▸ **DIRECTIVE**:
Collect every line of the records below that contains the word "name".

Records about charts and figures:
====

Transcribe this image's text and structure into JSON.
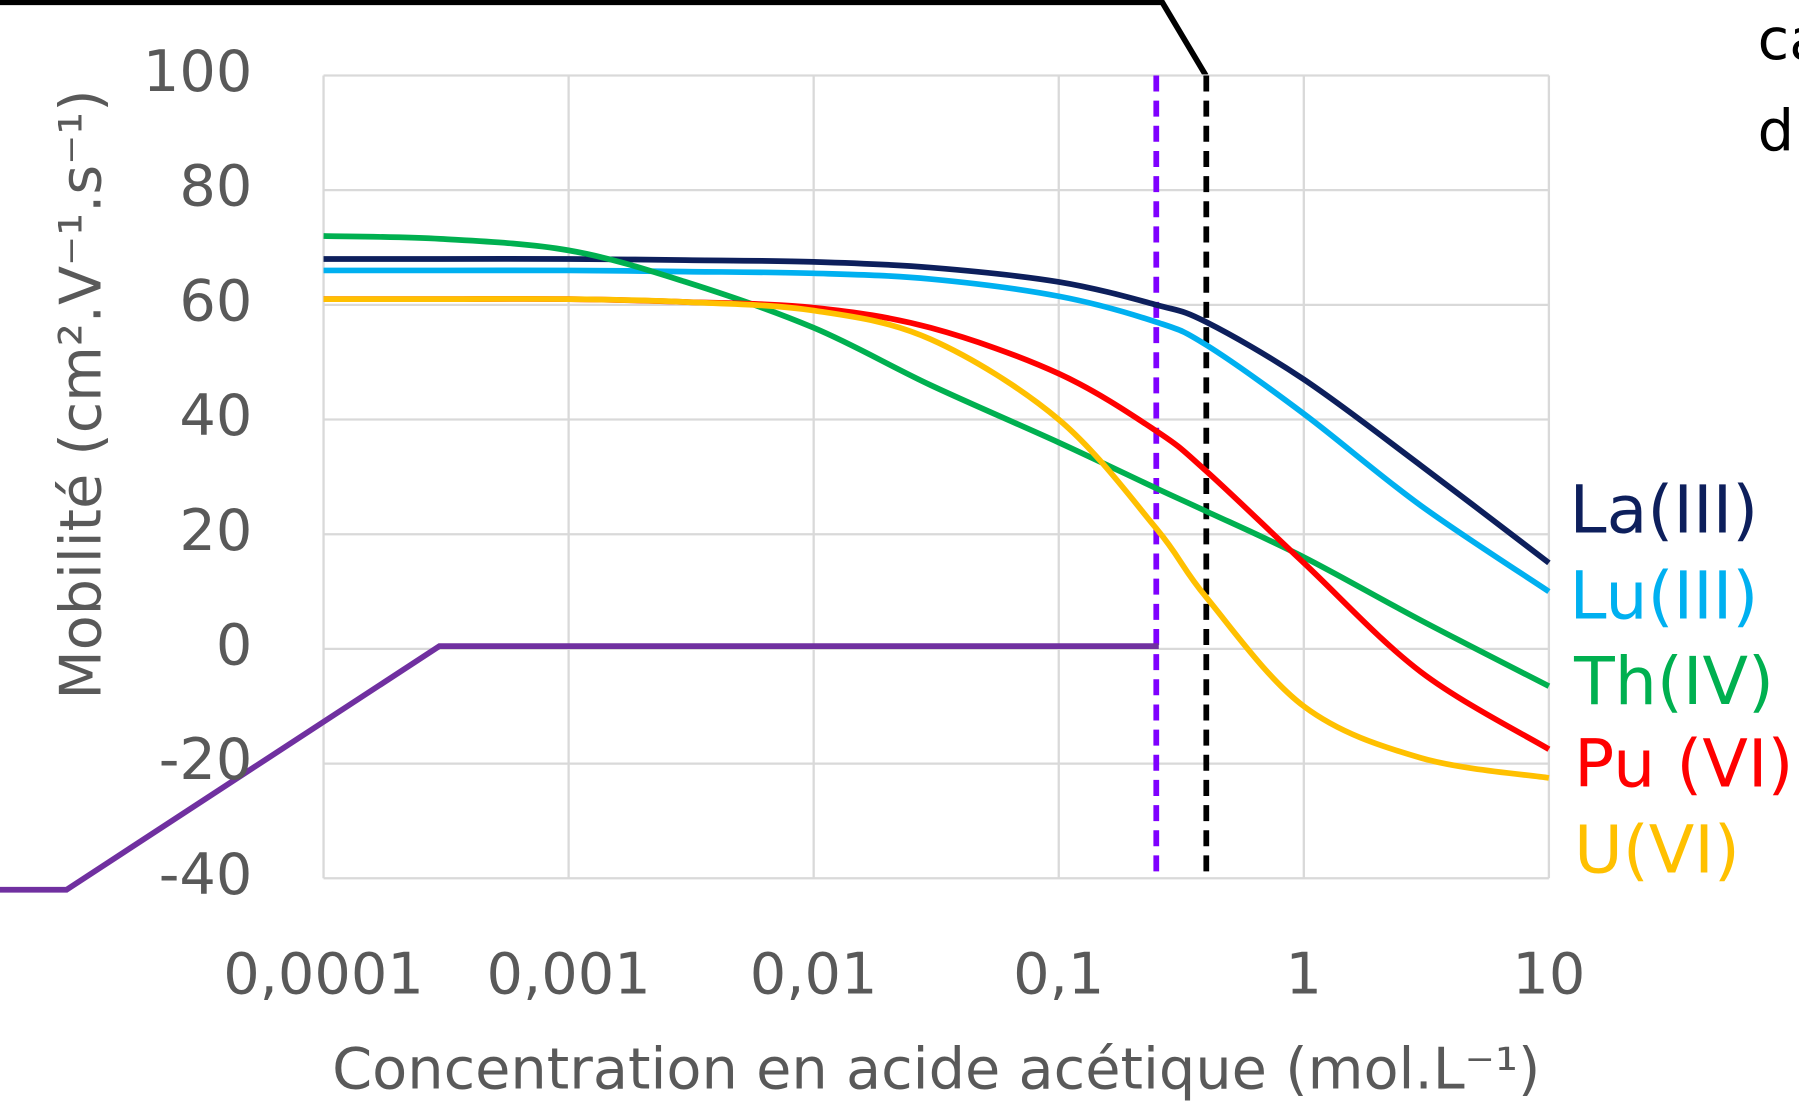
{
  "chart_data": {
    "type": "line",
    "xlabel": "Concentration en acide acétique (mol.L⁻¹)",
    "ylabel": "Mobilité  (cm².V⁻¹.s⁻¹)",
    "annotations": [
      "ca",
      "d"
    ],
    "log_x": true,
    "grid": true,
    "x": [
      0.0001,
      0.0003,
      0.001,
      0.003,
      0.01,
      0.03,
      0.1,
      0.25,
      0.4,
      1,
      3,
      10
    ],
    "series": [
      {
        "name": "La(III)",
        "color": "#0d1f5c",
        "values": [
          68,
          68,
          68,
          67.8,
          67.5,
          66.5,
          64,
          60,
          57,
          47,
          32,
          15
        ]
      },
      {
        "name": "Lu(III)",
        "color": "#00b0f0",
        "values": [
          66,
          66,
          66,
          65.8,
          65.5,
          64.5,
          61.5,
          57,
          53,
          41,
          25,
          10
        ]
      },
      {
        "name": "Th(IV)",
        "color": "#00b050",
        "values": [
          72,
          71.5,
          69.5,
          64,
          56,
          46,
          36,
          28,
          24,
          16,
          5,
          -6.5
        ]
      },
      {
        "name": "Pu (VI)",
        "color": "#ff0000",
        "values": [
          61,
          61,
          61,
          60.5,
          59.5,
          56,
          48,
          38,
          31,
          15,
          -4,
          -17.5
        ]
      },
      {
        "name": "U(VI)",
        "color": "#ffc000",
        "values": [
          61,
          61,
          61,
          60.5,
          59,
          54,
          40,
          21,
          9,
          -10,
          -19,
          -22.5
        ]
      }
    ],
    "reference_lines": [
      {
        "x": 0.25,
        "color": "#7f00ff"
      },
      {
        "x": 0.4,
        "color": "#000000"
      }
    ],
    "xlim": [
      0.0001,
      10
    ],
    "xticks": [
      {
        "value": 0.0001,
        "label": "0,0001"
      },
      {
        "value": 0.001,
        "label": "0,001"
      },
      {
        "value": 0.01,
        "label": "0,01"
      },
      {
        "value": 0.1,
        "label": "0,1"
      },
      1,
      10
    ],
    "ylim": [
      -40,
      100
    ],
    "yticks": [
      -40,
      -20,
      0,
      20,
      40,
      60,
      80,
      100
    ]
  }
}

====

▸ **ANSWER IN FULL**:
        "name": "La(III)",
        "name": "Lu(III)",
        "name": "Th(IV)",
        "name": "Pu (VI)",
        "name": "U(VI)",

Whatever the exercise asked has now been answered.